**Task description**
Restate, word for word, all of the material shown below.

+++

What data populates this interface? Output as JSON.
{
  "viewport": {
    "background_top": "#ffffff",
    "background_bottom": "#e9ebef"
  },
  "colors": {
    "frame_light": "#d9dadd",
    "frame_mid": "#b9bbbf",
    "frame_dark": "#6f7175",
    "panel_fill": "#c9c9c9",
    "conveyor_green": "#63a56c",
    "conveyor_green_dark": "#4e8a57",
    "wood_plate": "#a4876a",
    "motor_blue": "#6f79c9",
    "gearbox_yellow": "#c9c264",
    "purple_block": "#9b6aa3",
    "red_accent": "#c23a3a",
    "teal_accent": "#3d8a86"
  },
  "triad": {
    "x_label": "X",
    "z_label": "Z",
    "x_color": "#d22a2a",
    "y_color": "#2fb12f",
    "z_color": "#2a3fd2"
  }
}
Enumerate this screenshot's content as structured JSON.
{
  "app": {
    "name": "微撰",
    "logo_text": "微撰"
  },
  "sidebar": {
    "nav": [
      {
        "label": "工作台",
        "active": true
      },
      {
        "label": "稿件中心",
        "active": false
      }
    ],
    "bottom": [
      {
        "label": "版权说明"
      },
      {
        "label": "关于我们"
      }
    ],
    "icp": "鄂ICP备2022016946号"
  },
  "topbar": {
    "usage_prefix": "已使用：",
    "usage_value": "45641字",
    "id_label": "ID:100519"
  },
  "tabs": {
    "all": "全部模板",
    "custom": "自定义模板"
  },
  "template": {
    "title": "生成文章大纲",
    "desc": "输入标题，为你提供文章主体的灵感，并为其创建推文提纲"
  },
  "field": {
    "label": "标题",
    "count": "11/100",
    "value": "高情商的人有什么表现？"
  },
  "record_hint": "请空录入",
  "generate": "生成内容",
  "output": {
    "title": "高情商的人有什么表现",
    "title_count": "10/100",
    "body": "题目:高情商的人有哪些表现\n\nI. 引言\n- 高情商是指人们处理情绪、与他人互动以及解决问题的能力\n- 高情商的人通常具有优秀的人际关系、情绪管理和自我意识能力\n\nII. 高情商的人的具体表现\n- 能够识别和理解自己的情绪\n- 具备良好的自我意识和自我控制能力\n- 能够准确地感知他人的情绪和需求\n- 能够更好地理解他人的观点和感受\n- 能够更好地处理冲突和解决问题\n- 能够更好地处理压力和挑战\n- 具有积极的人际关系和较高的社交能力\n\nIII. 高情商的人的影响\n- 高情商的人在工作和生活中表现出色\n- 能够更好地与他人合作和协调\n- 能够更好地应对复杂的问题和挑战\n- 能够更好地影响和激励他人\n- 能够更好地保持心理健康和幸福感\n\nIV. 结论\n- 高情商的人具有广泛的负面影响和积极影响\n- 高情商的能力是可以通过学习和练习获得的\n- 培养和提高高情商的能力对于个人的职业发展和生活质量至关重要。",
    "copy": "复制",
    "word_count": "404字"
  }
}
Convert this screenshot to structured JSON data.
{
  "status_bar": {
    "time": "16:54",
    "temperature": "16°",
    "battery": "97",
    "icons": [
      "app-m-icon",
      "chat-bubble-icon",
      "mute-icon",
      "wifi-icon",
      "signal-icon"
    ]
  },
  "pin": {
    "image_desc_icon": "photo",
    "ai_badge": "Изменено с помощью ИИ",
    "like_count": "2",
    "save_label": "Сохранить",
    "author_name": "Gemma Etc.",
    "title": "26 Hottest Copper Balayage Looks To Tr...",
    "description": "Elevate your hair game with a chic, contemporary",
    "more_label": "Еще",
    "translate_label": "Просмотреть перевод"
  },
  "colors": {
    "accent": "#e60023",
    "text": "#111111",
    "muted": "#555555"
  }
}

+++

**Solution to this exercise**
What data populates this interface? Output as JSON.
{
  "viewport": {
    "background_top": "#ffffff",
    "background_bottom": "#e9ebef"
  },
  "colors": {
    "frame_light": "#d9dadd",
    "frame_mid": "#b9bbbf",
    "frame_dark": "#6f7175",
    "panel_fill": "#c9c9c9",
    "conveyor_green": "#63a56c",
    "conveyor_green_dark": "#4e8a57",
    "wood_plate": "#a4876a",
    "motor_blue": "#6f79c9",
    "gearbox_yellow": "#c9c264",
    "purple_block": "#9b6aa3",
    "red_accent": "#c23a3a",
    "teal_accent": "#3d8a86"
  },
  "triad": {
    "x_label": "X",
    "z_label": "Z",
    "x_color": "#d22a2a",
    "y_color": "#2fb12f",
    "z_color": "#2a3fd2"
  }
}
Enumerate this screenshot's content as structured JSON.
{
  "app": {
    "name": "微撰",
    "logo_text": "微撰"
  },
  "sidebar": {
    "nav": [
      {
        "label": "工作台",
        "active": true
      },
      {
        "label": "稿件中心",
        "active": false
      }
    ],
    "bottom": [
      {
        "label": "版权说明"
      },
      {
        "label": "关于我们"
      }
    ],
    "icp": "鄂ICP备2022016946号"
  },
  "topbar": {
    "usage_prefix": "已使用：",
    "usage_value": "45641字",
    "id_label": "ID:100519"
  },
  "tabs": {
    "all": "全部模板",
    "custom": "自定义模板"
  },
  "template": {
    "title": "生成文章大纲",
    "desc": "输入标题，为你提供文章主体的灵感，并为其创建推文提纲"
  },
  "field": {
    "label": "标题",
    "count": "11/100",
    "value": "高情商的人有什么表现？"
  },
  "record_hint": "请空录入",
  "generate": "生成内容",
  "output": {
    "title": "高情商的人有什么表现",
    "title_count": "10/100",
    "body": "题目:高情商的人有哪些表现\n\nI. 引言\n- 高情商是指人们处理情绪、与他人互动以及解决问题的能力\n- 高情商的人通常具有优秀的人际关系、情绪管理和自我意识能力\n\nII. 高情商的人的具体表现\n- 能够识别和理解自己的情绪\n- 具备良好的自我意识和自我控制能力\n- 能够准确地感知他人的情绪和需求\n- 能够更好地理解他人的观点和感受\n- 能够更好地处理冲突和解决问题\n- 能够更好地处理压力和挑战\n- 具有积极的人际关系和较高的社交能力\n\nIII. 高情商的人的影响\n- 高情商的人在工作和生活中表现出色\n- 能够更好地与他人合作和协调\n- 能够更好地应对复杂的问题和挑战\n- 能够更好地影响和激励他人\n- 能够更好地保持心理健康和幸福感\n\nIV. 结论\n- 高情商的人具有广泛的负面影响和积极影响\n- 高情商的能力是可以通过学习和练习获得的\n- 培养和提高高情商的能力对于个人的职业发展和生活质量至关重要。",
    "copy": "复制",
    "word_count": "404字"
  }
}
Convert this screenshot to structured JSON data.
{
  "status_bar": {
    "time": "16:54",
    "temperature": "16°",
    "battery": "97",
    "icons": [
      "app-m-icon",
      "chat-bubble-icon",
      "mute-icon",
      "wifi-icon",
      "signal-icon"
    ]
  },
  "pin": {
    "image_desc_icon": "photo",
    "ai_badge": "Изменено с помощью ИИ",
    "like_count": "2",
    "save_label": "Сохранить",
    "author_name": "Gemma Etc.",
    "title": "26 Hottest Copper Balayage Looks To Tr...",
    "description": "Elevate your hair game with a chic, contemporary",
    "more_label": "Еще",
    "translate_label": "Просмотреть перевод"
  },
  "colors": {
    "accent": "#e60023",
    "text": "#111111",
    "muted": "#555555"
  }
}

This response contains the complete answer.